**STATED EXERCISE**. Pictures should be excluded; otherwise, copy every entry exactly.

**SOURCE DATA**.
>> BEGIN
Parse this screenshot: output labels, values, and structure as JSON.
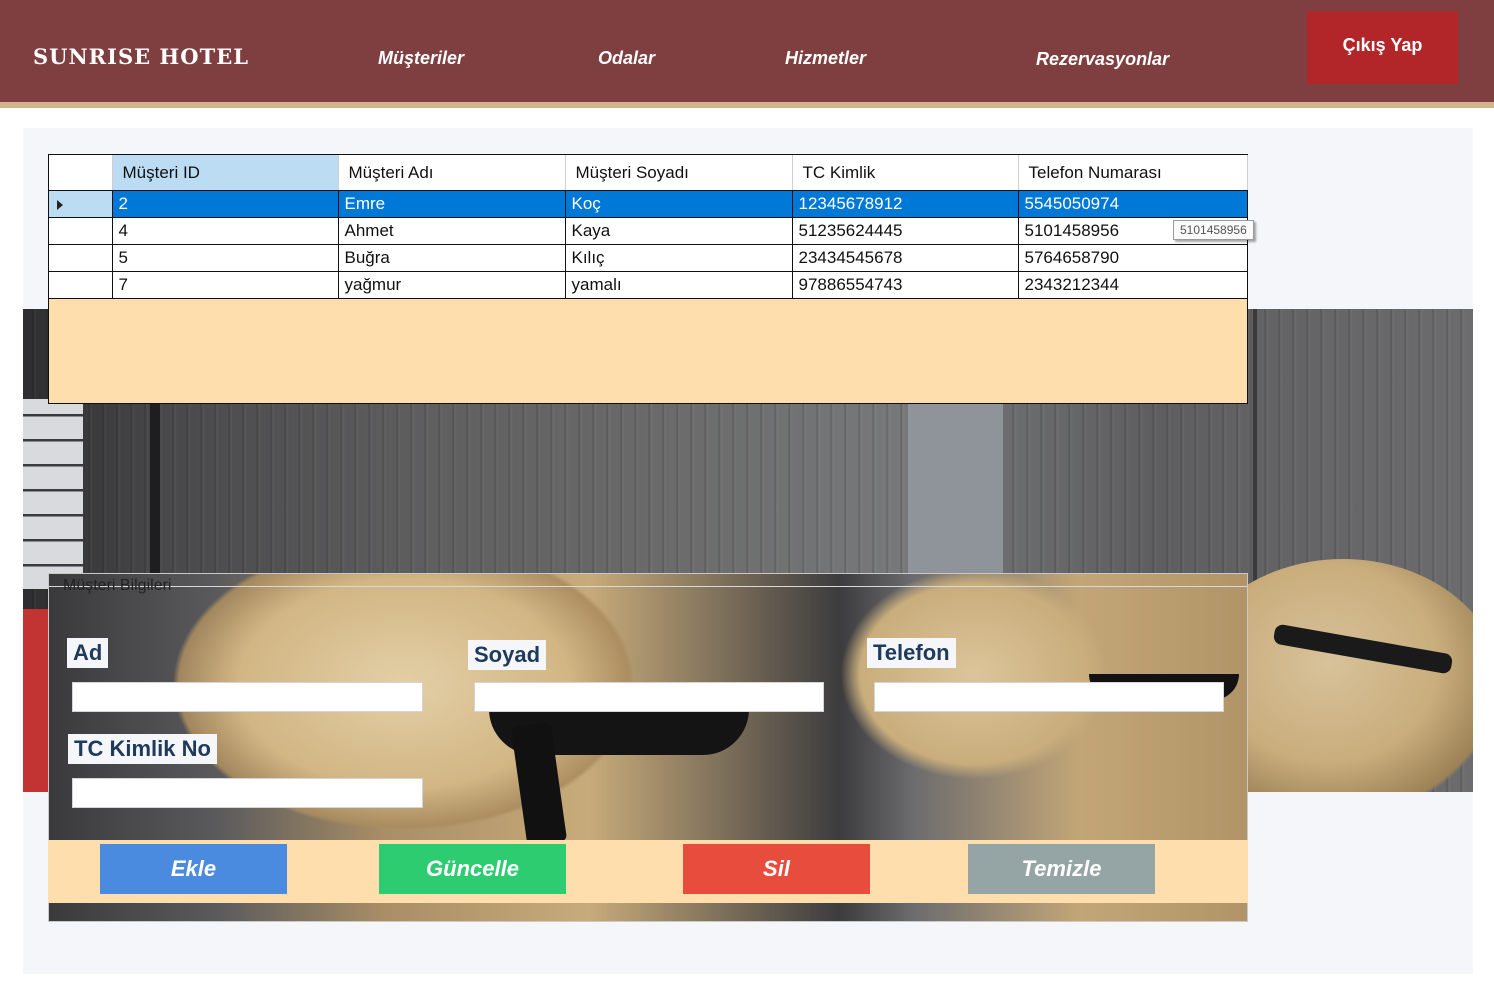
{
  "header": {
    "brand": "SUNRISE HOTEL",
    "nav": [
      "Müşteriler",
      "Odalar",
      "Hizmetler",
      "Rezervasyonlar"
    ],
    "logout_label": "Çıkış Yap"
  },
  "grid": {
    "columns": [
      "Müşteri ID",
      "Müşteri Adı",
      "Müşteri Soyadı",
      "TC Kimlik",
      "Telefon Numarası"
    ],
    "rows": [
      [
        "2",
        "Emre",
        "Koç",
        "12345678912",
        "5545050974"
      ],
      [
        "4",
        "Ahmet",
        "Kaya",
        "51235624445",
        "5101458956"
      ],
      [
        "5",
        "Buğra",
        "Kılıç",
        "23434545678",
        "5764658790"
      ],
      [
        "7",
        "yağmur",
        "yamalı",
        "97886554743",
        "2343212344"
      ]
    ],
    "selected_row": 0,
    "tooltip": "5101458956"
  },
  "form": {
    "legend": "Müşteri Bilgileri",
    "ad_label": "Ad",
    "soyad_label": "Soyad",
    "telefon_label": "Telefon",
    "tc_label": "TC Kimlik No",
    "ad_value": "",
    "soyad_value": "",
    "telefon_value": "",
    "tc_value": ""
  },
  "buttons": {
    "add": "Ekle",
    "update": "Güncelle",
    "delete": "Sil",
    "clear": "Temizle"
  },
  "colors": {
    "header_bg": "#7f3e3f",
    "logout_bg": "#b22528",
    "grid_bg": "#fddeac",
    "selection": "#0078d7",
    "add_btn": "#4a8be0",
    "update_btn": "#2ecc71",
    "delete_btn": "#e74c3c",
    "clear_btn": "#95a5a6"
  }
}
>> END
**PROBLEM SOLUTION**.
Parse this screenshot: output labels, values, and structure as JSON.
{
  "header": {
    "brand": "SUNRISE HOTEL",
    "nav": [
      "Müşteriler",
      "Odalar",
      "Hizmetler",
      "Rezervasyonlar"
    ],
    "logout_label": "Çıkış Yap"
  },
  "grid": {
    "columns": [
      "Müşteri ID",
      "Müşteri Adı",
      "Müşteri Soyadı",
      "TC Kimlik",
      "Telefon Numarası"
    ],
    "rows": [
      [
        "2",
        "Emre",
        "Koç",
        "12345678912",
        "5545050974"
      ],
      [
        "4",
        "Ahmet",
        "Kaya",
        "51235624445",
        "5101458956"
      ],
      [
        "5",
        "Buğra",
        "Kılıç",
        "23434545678",
        "5764658790"
      ],
      [
        "7",
        "yağmur",
        "yamalı",
        "97886554743",
        "2343212344"
      ]
    ],
    "selected_row": 0,
    "tooltip": "5101458956"
  },
  "form": {
    "legend": "Müşteri Bilgileri",
    "ad_label": "Ad",
    "soyad_label": "Soyad",
    "telefon_label": "Telefon",
    "tc_label": "TC Kimlik No",
    "ad_value": "",
    "soyad_value": "",
    "telefon_value": "",
    "tc_value": ""
  },
  "buttons": {
    "add": "Ekle",
    "update": "Güncelle",
    "delete": "Sil",
    "clear": "Temizle"
  },
  "colors": {
    "header_bg": "#7f3e3f",
    "logout_bg": "#b22528",
    "grid_bg": "#fddeac",
    "selection": "#0078d7",
    "add_btn": "#4a8be0",
    "update_btn": "#2ecc71",
    "delete_btn": "#e74c3c",
    "clear_btn": "#95a5a6"
  }
}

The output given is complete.